Records from a data source
....
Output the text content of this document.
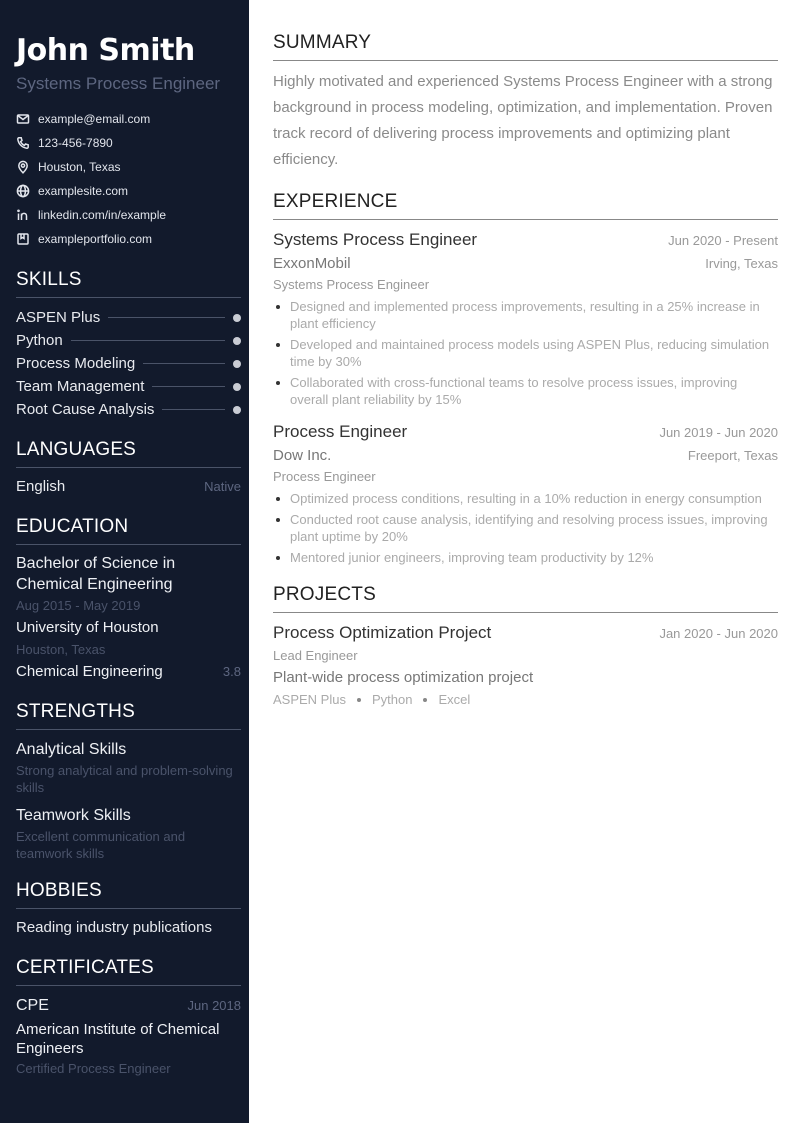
John Smith
Systems Process Engineer
example@email.com
123-456-7890
Houston, Texas
examplesite.com
linkedin.com/in/example
exampleportfolio.com
SKILLS
ASPEN Plus
Python
Process Modeling
Team Management
Root Cause Analysis
LANGUAGES
English	Native
EDUCATION
Bachelor of Science in Chemical Engineering
Aug 2015 - May 2019
University of Houston
Houston, Texas
Chemical Engineering	3.8
STRENGTHS
Analytical Skills
Strong analytical and problem-solving skills
Teamwork Skills
Excellent communication and teamwork skills
HOBBIES
Reading industry publications
CERTIFICATES
CPE	Jun 2018
American Institute of Chemical Engineers
Certified Process Engineer
SUMMARY

Highly motivated and experienced Systems Process Engineer with a strong background in process modeling, optimization, and implementation. Proven track record of delivering process improvements and optimizing plant efficiency.

EXPERIENCE
Systems Process Engineer	Jun 2020 - Present
ExxonMobil	Irving, Texas
Systems Process Engineer
Designed and implemented process improvements, resulting in a 25% increase in plant efficiency
Developed and maintained process models using ASPEN Plus, reducing simulation time by 30%
Collaborated with cross-functional teams to resolve process issues, improving overall plant reliability by 15%
Process Engineer	Jun 2019 - Jun 2020
Dow Inc.	Freeport, Texas
Process Engineer
Optimized process conditions, resulting in a 10% reduction in energy consumption
Conducted root cause analysis, identifying and resolving process issues, improving plant uptime by 20%
Mentored junior engineers, improving team productivity by 12%
PROJECTS
Process Optimization Project	Jan 2020 - Jun 2020
Lead Engineer
Plant-wide process optimization project
ASPEN Plus Python Excel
....
Set task — Pick out, from the lines above, every one that contains the string "ASPEN".

Result below —
ASPEN Plus
Developed and maintained process models using ASPEN Plus, reducing simulation time by 30%
ASPEN Plus Python Excel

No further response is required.